- Data in this exercise:
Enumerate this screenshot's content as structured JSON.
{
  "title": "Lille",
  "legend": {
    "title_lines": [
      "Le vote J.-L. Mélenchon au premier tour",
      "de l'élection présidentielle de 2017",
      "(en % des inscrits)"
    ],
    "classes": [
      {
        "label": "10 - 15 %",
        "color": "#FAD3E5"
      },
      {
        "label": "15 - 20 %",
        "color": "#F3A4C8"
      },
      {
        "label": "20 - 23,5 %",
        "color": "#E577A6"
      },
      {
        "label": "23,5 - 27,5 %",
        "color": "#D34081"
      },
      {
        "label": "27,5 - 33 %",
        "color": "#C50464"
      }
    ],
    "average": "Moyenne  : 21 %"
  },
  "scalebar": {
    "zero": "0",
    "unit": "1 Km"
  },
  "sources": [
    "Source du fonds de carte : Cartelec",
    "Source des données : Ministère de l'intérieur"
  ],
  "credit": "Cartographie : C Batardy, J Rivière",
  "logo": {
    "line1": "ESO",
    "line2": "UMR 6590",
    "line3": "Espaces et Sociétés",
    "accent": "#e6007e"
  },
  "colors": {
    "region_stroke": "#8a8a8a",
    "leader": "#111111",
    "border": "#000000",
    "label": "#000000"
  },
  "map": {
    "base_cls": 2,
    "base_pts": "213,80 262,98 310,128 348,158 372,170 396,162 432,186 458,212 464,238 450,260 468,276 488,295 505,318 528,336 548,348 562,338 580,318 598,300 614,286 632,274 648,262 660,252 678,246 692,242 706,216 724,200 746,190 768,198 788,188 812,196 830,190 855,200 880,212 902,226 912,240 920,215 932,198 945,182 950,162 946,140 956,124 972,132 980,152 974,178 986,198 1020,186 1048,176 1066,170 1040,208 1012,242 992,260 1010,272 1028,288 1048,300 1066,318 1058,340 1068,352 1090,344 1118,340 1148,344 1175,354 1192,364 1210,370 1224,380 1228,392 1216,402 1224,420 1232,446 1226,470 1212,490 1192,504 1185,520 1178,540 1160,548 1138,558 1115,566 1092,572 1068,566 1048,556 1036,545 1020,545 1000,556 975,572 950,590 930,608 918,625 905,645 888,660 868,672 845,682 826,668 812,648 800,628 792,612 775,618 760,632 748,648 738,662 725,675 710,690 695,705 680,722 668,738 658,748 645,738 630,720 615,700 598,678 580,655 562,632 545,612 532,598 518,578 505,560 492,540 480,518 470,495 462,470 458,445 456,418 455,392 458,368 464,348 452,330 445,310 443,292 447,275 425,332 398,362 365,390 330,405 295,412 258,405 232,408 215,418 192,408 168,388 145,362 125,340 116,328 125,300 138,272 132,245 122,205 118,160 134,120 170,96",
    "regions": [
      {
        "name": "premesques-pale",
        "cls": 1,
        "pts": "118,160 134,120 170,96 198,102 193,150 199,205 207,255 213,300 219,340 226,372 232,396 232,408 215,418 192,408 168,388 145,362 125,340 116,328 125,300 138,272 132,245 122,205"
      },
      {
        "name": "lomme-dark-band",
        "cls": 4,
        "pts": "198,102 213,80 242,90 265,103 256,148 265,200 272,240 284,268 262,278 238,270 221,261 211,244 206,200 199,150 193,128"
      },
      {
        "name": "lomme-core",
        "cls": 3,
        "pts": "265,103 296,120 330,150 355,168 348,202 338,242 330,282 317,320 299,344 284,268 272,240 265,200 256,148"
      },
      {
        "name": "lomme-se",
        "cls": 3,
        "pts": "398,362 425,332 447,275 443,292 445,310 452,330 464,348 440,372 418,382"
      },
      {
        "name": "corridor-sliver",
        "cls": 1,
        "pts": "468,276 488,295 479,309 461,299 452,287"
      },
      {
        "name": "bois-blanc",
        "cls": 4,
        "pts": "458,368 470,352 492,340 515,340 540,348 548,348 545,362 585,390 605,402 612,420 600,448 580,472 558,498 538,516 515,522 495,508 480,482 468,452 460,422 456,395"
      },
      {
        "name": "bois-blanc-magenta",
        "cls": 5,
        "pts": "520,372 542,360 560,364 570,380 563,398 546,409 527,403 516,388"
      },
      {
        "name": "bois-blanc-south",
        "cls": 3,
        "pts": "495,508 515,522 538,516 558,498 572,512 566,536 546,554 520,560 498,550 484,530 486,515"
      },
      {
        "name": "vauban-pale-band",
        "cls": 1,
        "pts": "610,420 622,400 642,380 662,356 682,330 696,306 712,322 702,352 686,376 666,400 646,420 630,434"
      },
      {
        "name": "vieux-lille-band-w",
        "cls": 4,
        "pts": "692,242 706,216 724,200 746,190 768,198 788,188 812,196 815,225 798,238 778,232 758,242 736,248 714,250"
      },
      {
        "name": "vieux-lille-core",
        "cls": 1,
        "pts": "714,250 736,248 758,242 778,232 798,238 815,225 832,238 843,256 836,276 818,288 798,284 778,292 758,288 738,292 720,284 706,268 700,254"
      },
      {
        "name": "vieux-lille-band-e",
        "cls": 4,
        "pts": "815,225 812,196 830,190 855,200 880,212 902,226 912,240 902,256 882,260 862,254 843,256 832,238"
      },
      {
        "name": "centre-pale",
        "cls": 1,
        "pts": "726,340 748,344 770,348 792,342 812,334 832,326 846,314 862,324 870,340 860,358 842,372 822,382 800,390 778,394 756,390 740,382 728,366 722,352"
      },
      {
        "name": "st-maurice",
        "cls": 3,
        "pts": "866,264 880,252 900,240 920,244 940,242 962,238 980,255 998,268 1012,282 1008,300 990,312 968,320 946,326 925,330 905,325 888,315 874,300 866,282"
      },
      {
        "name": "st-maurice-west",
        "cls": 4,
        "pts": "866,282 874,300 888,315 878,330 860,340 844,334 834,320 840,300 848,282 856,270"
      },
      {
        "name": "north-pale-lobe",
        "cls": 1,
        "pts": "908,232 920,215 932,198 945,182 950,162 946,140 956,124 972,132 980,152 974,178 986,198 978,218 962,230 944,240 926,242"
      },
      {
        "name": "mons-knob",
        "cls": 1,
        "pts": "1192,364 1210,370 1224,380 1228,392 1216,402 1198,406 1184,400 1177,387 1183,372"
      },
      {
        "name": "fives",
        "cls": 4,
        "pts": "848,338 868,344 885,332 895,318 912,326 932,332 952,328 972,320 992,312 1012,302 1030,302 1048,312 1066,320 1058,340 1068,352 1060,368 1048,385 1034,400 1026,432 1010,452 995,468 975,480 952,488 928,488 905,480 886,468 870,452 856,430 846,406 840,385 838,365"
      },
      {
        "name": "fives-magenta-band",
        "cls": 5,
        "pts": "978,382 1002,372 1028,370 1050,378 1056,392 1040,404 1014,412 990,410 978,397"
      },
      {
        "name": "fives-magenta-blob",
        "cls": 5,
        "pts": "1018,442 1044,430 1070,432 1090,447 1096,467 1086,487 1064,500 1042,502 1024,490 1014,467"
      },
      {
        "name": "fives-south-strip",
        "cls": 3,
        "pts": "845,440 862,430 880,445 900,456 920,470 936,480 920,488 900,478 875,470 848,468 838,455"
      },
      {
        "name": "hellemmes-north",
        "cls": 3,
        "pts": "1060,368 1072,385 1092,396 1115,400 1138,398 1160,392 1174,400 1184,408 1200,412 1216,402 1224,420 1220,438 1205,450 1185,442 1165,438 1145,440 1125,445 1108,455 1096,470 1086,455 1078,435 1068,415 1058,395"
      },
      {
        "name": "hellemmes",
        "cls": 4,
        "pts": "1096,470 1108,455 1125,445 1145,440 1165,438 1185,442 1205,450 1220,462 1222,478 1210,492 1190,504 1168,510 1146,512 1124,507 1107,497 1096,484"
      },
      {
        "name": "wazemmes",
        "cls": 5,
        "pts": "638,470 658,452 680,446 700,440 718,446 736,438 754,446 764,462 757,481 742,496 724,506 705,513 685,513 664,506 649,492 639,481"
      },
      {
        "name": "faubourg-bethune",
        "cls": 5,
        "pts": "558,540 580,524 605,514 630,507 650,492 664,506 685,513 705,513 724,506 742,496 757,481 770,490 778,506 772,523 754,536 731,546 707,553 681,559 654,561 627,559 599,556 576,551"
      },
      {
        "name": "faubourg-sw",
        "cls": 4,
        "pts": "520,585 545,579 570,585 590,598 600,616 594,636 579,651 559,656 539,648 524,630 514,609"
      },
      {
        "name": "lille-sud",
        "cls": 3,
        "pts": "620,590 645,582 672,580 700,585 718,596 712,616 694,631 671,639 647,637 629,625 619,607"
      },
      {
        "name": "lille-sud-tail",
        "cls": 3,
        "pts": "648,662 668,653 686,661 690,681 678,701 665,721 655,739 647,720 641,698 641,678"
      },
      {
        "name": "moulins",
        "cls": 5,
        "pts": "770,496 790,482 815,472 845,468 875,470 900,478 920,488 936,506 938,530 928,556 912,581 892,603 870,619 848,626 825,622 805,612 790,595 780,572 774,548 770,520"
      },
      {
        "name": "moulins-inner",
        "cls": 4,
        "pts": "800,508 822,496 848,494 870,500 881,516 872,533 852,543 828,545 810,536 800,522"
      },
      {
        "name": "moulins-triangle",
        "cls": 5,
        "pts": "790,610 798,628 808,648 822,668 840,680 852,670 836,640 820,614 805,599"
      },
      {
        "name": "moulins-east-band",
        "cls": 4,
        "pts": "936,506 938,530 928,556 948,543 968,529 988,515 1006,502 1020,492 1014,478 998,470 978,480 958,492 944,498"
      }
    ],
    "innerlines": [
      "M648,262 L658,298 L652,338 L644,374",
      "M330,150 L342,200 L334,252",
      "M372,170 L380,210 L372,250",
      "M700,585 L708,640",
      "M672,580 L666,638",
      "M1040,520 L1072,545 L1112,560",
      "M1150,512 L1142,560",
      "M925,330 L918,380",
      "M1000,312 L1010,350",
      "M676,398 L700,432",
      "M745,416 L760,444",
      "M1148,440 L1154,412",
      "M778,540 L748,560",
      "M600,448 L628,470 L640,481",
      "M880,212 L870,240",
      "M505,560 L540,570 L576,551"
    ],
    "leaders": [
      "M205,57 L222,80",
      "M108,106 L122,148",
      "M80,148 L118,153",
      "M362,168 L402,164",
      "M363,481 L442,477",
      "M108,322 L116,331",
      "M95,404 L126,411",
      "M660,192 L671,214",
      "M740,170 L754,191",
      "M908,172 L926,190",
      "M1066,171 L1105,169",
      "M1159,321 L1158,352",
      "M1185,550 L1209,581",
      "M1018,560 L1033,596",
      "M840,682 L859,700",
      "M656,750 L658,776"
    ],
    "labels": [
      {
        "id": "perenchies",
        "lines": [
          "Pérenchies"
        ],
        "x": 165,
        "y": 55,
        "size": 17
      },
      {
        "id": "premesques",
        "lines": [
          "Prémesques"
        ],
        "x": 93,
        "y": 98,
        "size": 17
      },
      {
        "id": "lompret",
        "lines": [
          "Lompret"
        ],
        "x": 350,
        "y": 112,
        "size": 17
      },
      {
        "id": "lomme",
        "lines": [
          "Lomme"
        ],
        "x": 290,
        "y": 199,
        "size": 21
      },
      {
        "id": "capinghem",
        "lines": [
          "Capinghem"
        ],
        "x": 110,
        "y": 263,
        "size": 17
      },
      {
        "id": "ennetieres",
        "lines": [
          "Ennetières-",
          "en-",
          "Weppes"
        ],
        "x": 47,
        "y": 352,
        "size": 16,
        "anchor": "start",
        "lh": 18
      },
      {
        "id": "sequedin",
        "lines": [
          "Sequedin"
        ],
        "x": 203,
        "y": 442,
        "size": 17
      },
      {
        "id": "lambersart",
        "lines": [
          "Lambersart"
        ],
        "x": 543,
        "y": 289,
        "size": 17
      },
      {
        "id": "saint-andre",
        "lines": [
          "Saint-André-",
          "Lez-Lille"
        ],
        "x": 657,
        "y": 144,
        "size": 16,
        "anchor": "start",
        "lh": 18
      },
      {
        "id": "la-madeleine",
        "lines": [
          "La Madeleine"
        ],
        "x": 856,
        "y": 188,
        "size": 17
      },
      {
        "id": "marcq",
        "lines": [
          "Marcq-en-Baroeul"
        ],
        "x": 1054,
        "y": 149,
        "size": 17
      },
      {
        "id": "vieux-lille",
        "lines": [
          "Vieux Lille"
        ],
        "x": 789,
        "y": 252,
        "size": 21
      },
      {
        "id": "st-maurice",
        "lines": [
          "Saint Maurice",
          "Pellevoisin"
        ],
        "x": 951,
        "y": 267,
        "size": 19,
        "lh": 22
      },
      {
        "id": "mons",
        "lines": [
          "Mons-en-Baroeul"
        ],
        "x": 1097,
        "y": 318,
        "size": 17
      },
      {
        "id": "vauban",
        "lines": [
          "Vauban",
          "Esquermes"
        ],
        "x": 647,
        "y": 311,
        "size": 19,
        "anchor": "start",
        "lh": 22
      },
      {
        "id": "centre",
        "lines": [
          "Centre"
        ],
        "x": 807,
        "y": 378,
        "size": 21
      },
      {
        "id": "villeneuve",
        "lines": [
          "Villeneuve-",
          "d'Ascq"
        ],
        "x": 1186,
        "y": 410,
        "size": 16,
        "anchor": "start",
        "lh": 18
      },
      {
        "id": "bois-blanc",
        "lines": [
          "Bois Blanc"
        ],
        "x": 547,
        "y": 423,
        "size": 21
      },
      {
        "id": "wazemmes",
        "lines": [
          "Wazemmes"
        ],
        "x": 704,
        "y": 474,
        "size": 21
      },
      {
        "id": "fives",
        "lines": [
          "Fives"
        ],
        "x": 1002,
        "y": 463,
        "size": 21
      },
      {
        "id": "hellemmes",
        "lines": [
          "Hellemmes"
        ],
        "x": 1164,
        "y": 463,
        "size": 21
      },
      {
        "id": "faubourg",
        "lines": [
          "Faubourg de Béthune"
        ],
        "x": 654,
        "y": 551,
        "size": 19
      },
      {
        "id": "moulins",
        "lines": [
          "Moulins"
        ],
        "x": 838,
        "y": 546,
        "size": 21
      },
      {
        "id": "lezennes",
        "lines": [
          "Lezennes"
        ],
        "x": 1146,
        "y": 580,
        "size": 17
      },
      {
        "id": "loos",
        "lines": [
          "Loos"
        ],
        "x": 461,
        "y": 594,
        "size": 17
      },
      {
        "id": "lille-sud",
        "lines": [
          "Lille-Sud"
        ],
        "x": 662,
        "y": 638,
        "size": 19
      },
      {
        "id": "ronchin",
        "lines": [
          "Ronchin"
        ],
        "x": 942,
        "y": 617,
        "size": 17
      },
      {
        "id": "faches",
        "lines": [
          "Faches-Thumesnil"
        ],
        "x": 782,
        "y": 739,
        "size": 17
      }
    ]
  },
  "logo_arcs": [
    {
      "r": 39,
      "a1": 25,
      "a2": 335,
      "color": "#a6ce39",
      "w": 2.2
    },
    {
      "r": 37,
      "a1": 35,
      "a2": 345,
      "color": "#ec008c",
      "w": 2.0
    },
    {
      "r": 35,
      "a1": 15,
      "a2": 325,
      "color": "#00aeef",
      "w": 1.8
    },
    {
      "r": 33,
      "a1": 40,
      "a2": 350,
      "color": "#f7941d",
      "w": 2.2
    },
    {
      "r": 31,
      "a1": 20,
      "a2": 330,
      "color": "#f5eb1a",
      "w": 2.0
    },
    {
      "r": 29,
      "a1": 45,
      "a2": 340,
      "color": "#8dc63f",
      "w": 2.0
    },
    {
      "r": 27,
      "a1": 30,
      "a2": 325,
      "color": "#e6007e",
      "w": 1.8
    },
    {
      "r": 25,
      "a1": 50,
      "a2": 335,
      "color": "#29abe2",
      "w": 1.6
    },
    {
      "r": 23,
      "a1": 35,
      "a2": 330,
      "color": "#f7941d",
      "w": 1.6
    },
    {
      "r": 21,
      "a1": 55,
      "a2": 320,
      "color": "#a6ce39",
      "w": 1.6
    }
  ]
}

- Instructions to follow:
Pick out lines containing the word "north", each one as written.

- Written answer:
        "name": "north-pale-lobe",
        "name": "hellemmes-north",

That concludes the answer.